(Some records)

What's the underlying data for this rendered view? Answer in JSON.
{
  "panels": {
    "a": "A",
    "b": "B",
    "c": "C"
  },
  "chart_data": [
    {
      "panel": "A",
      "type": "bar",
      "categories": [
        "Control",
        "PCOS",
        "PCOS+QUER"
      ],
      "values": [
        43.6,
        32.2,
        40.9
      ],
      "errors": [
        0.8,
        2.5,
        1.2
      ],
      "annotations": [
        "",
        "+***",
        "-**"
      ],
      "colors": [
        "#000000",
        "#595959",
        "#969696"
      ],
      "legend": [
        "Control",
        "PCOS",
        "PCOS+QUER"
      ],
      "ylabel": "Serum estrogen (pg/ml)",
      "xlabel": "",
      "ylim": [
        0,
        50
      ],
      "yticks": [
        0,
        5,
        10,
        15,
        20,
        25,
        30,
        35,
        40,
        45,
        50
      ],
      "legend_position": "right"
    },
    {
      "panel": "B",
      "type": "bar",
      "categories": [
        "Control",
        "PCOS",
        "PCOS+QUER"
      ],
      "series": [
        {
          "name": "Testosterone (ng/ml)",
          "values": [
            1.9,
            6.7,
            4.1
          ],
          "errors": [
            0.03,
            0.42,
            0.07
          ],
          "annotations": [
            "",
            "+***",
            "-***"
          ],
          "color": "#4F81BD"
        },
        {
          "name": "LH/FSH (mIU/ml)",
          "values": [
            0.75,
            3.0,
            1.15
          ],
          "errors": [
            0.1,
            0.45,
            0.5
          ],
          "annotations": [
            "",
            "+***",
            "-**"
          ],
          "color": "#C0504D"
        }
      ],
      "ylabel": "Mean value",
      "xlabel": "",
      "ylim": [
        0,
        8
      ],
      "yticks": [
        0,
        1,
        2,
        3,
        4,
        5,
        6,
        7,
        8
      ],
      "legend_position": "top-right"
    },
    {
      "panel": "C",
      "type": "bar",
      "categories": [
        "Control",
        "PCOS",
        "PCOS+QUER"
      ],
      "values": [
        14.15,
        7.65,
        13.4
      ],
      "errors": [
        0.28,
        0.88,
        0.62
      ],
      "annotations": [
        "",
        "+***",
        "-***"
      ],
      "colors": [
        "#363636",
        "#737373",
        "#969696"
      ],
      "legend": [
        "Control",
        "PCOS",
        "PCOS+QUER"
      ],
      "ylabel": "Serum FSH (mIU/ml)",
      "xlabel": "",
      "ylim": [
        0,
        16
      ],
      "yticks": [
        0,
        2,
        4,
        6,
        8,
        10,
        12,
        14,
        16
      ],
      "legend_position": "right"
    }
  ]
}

■ To be done
Extract the full set of entries word for word.

■ The response
What's the underlying data for this rendered view? Answer in JSON.
{
  "panels": {
    "a": "A",
    "b": "B",
    "c": "C"
  },
  "chart_data": [
    {
      "panel": "A",
      "type": "bar",
      "categories": [
        "Control",
        "PCOS",
        "PCOS+QUER"
      ],
      "values": [
        43.6,
        32.2,
        40.9
      ],
      "errors": [
        0.8,
        2.5,
        1.2
      ],
      "annotations": [
        "",
        "+***",
        "-**"
      ],
      "colors": [
        "#000000",
        "#595959",
        "#969696"
      ],
      "legend": [
        "Control",
        "PCOS",
        "PCOS+QUER"
      ],
      "ylabel": "Serum estrogen (pg/ml)",
      "xlabel": "",
      "ylim": [
        0,
        50
      ],
      "yticks": [
        0,
        5,
        10,
        15,
        20,
        25,
        30,
        35,
        40,
        45,
        50
      ],
      "legend_position": "right"
    },
    {
      "panel": "B",
      "type": "bar",
      "categories": [
        "Control",
        "PCOS",
        "PCOS+QUER"
      ],
      "series": [
        {
          "name": "Testosterone (ng/ml)",
          "values": [
            1.9,
            6.7,
            4.1
          ],
          "errors": [
            0.03,
            0.42,
            0.07
          ],
          "annotations": [
            "",
            "+***",
            "-***"
          ],
          "color": "#4F81BD"
        },
        {
          "name": "LH/FSH (mIU/ml)",
          "values": [
            0.75,
            3.0,
            1.15
          ],
          "errors": [
            0.1,
            0.45,
            0.5
          ],
          "annotations": [
            "",
            "+***",
            "-**"
          ],
          "color": "#C0504D"
        }
      ],
      "ylabel": "Mean value",
      "xlabel": "",
      "ylim": [
        0,
        8
      ],
      "yticks": [
        0,
        1,
        2,
        3,
        4,
        5,
        6,
        7,
        8
      ],
      "legend_position": "top-right"
    },
    {
      "panel": "C",
      "type": "bar",
      "categories": [
        "Control",
        "PCOS",
        "PCOS+QUER"
      ],
      "values": [
        14.15,
        7.65,
        13.4
      ],
      "errors": [
        0.28,
        0.88,
        0.62
      ],
      "annotations": [
        "",
        "+***",
        "-***"
      ],
      "colors": [
        "#363636",
        "#737373",
        "#969696"
      ],
      "legend": [
        "Control",
        "PCOS",
        "PCOS+QUER"
      ],
      "ylabel": "Serum FSH (mIU/ml)",
      "xlabel": "",
      "ylim": [
        0,
        16
      ],
      "yticks": [
        0,
        2,
        4,
        6,
        8,
        10,
        12,
        14,
        16
      ],
      "legend_position": "right"
    }
  ]
}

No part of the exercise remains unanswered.